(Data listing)
▬▬▬▬▬▬▬▬▬▬

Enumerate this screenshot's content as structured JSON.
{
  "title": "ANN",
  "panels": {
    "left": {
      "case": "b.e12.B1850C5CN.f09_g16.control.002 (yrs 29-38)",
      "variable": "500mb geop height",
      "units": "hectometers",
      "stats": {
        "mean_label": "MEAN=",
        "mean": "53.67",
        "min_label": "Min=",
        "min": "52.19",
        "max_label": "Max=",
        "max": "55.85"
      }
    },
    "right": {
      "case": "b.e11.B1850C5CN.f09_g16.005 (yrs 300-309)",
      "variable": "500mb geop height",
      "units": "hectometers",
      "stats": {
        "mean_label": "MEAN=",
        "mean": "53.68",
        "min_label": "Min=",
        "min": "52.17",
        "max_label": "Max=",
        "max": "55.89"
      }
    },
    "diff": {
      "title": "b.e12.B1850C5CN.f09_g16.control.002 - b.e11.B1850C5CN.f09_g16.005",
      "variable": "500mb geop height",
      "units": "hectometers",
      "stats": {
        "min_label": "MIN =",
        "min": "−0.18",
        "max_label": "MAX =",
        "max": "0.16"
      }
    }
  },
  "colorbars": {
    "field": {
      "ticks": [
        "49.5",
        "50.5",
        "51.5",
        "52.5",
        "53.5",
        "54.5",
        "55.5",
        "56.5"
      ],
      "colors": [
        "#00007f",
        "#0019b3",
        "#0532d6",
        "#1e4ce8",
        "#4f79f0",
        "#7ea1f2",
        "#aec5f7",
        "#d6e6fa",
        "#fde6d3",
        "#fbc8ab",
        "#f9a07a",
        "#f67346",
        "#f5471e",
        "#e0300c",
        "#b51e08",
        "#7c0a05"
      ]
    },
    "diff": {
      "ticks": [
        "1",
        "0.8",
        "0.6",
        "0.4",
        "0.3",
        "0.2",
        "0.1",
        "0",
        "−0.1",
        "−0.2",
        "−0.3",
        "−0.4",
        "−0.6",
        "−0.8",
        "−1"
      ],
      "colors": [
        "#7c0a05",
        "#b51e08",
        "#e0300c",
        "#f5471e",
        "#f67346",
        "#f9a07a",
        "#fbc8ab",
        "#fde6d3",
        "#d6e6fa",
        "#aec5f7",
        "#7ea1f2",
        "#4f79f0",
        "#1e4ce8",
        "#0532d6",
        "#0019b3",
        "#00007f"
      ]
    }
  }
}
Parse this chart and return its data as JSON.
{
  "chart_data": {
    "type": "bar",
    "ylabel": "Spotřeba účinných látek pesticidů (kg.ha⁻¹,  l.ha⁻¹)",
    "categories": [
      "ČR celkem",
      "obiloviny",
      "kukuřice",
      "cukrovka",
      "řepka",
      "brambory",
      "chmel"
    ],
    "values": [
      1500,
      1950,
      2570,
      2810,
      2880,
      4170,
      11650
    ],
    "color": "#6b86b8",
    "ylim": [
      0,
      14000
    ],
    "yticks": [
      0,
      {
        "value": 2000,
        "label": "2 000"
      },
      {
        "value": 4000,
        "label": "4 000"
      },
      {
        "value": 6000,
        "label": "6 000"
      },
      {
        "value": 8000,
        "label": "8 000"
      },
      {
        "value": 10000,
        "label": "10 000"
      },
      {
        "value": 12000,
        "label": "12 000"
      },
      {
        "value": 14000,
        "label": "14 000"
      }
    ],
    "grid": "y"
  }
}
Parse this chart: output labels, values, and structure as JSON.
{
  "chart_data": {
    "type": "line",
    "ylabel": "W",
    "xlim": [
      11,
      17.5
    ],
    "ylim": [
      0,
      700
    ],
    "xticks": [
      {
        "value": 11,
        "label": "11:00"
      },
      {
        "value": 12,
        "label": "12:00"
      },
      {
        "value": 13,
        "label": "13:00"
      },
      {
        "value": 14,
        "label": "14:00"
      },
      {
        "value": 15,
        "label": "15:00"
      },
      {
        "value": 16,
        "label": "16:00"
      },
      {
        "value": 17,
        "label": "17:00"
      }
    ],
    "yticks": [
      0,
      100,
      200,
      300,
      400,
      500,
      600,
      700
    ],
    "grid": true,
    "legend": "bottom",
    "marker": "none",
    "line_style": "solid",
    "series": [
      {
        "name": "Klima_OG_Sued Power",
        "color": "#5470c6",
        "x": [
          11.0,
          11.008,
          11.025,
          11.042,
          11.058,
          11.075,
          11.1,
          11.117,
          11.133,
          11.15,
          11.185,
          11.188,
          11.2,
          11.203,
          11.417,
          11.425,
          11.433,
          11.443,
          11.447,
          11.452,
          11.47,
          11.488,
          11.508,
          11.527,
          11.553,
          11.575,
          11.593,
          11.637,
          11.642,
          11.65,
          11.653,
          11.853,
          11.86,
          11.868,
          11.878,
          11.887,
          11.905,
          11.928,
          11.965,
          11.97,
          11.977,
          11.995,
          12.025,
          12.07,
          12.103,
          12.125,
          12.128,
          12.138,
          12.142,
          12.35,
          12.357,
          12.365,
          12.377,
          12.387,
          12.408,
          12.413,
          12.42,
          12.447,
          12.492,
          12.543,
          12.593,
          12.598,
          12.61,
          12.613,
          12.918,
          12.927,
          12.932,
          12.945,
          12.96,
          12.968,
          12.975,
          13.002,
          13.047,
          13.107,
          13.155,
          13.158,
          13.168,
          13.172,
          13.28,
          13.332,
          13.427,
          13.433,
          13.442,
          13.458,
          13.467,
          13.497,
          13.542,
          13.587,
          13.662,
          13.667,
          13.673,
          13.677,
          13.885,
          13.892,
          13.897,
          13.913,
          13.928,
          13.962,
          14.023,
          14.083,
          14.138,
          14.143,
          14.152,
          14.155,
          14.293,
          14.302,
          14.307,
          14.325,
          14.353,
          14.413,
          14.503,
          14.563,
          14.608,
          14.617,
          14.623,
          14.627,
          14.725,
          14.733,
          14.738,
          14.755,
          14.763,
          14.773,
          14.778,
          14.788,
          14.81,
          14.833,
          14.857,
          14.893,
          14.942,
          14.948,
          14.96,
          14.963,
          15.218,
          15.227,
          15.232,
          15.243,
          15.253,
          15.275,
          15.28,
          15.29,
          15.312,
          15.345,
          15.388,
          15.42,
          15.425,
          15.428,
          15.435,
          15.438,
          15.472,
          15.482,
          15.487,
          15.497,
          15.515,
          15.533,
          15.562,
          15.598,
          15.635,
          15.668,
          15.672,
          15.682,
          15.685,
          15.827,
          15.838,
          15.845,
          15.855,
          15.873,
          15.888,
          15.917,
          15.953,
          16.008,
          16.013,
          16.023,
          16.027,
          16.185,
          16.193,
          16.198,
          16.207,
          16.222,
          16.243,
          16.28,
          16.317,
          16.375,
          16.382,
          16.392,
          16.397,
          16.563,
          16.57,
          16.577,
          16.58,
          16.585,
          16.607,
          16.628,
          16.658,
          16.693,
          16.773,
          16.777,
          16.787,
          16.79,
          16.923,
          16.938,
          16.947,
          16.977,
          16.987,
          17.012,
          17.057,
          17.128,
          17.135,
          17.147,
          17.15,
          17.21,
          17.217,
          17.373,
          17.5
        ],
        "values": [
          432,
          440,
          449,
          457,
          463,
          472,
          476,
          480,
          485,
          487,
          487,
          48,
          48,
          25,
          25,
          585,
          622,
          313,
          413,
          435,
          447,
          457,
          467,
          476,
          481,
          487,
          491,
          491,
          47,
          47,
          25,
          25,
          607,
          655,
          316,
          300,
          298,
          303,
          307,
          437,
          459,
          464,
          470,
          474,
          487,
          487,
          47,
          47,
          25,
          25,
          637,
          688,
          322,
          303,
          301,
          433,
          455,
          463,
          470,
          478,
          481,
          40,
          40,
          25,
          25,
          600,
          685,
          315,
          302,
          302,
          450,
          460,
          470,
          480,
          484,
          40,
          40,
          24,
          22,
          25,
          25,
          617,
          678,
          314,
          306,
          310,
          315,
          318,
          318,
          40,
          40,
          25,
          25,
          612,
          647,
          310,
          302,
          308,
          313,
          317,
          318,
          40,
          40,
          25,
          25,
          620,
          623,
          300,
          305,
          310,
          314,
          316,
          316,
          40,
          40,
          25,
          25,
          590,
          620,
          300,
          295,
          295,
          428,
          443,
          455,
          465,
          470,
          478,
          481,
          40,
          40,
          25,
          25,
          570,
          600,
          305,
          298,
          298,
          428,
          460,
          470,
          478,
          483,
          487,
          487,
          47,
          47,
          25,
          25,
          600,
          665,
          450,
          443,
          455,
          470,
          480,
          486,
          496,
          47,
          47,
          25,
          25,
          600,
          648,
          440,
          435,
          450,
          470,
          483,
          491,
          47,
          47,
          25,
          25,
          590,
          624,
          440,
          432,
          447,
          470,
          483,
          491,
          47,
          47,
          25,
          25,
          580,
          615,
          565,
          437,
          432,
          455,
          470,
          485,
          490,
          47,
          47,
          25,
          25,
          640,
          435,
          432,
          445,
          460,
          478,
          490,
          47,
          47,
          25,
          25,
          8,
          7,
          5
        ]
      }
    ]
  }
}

▬▬▬▬▬▬▬▬▬▬

» Description of the task:
Above are lines of data; state how many of them contain the word "ylabel", with no other output.

» Answer in full:
2